→ **What to produce**: Count every line in the data below where "盘龙城站" occurs, then state that number and nothing more.

Dataset items
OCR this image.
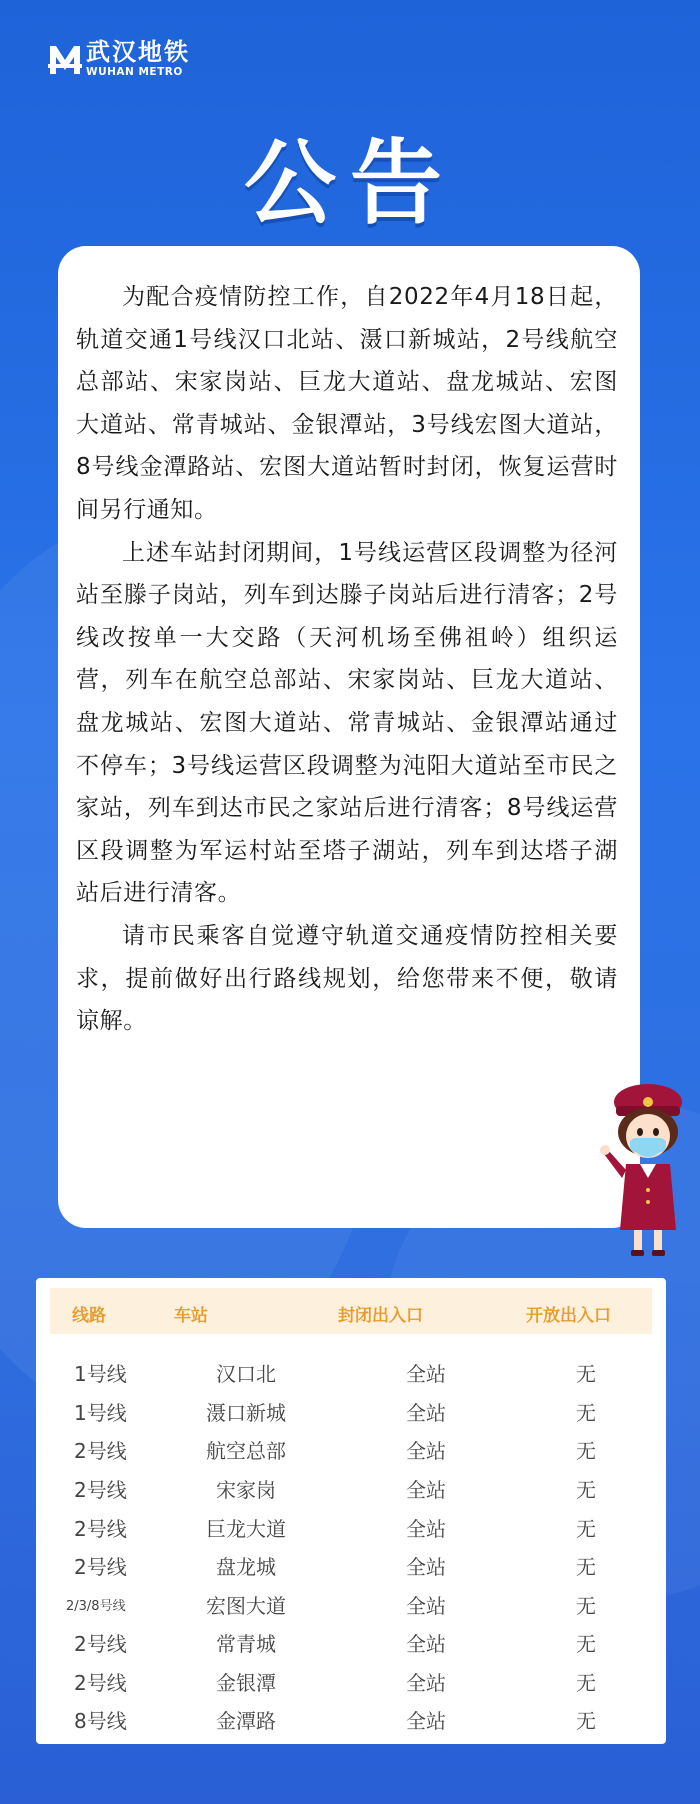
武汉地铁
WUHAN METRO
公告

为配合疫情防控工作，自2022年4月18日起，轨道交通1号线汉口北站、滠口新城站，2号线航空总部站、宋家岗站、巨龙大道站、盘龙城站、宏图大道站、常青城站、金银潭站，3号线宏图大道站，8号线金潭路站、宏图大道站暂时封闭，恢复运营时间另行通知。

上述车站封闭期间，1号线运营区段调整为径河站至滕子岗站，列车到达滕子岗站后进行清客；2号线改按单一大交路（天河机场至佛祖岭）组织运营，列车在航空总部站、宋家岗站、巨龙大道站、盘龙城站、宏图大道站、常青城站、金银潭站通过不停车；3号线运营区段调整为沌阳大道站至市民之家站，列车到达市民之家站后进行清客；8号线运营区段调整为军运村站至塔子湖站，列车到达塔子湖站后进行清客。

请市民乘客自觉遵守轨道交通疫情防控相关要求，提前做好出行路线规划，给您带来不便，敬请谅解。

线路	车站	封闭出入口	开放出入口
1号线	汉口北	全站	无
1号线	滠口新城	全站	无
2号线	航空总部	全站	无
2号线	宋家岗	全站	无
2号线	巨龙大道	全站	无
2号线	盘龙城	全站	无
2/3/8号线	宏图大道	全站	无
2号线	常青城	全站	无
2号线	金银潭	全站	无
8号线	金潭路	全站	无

--

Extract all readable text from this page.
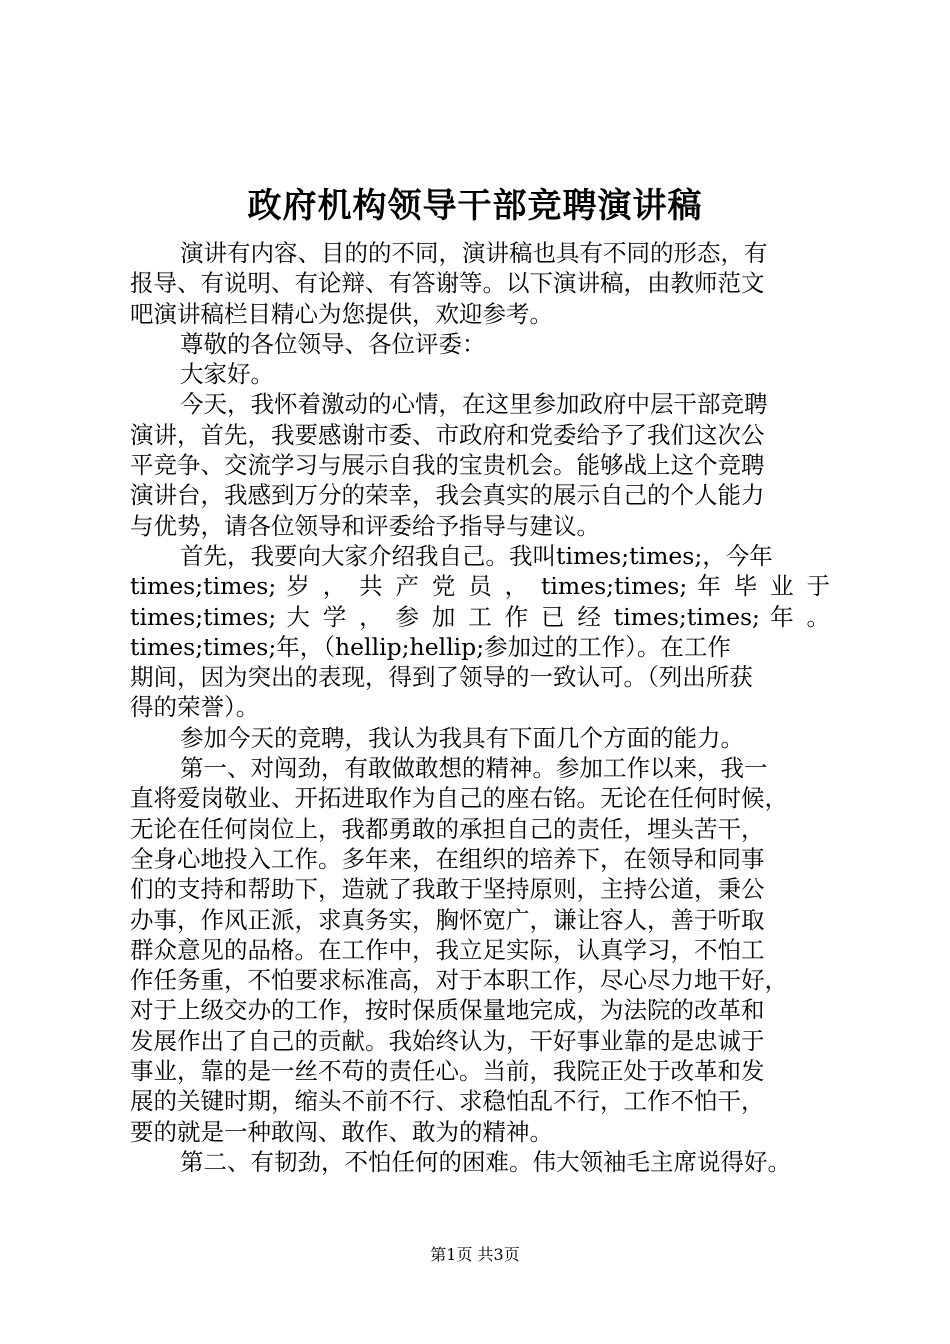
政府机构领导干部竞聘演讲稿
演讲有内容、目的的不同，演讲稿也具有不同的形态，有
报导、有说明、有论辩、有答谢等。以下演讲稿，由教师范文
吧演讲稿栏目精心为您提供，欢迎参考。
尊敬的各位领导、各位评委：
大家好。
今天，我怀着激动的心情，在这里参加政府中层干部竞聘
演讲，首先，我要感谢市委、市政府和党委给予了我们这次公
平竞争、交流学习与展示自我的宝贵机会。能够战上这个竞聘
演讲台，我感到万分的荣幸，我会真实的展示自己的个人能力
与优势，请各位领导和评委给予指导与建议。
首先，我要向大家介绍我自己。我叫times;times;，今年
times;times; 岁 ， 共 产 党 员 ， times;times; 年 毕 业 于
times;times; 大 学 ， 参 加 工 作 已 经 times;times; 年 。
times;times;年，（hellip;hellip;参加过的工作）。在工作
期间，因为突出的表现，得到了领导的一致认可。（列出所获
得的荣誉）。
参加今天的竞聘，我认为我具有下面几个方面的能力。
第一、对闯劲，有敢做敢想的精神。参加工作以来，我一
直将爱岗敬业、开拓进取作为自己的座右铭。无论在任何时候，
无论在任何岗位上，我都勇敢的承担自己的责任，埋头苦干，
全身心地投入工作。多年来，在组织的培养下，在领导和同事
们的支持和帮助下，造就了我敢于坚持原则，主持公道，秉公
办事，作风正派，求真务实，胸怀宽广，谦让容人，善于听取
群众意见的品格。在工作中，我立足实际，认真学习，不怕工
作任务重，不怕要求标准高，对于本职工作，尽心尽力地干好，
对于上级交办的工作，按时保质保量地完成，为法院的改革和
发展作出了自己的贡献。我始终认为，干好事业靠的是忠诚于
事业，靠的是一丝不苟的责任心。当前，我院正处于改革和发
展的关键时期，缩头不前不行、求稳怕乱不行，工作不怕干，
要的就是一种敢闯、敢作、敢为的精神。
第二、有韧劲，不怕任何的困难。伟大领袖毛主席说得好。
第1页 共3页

...

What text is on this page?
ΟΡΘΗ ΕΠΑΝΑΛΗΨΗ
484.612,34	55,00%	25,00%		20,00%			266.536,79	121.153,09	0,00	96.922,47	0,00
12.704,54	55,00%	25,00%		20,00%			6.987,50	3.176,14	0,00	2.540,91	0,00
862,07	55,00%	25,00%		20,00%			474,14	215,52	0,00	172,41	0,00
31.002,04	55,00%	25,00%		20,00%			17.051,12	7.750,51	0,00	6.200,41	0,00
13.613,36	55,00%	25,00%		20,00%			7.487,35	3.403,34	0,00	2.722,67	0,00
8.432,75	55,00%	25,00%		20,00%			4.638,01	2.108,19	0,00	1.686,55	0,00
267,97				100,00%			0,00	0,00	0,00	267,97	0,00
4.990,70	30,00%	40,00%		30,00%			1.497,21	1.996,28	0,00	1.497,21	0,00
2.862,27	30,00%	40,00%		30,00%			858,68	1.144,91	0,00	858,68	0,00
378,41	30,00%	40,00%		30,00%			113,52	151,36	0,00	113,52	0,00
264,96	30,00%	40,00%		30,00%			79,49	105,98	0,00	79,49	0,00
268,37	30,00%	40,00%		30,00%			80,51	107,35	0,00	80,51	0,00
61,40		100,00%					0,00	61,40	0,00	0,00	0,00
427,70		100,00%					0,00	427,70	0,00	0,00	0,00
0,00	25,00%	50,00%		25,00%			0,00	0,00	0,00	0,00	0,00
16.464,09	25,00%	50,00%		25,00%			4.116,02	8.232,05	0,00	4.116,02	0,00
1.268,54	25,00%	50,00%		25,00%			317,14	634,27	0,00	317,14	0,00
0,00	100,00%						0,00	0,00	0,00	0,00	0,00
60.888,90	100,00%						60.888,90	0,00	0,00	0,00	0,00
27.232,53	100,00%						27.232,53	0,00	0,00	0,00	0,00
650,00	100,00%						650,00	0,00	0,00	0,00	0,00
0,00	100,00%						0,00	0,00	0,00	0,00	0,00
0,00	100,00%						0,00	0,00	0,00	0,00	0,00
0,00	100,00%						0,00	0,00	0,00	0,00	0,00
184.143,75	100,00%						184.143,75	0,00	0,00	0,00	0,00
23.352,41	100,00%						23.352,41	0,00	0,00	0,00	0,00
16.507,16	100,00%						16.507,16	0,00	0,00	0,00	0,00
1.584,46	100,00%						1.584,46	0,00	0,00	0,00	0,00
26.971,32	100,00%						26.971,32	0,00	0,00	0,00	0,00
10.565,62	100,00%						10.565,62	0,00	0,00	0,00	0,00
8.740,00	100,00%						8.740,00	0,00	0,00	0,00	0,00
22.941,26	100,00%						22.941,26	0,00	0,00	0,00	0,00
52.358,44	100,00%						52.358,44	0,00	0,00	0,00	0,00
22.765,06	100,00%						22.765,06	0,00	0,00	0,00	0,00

→ **Exercise output**: 2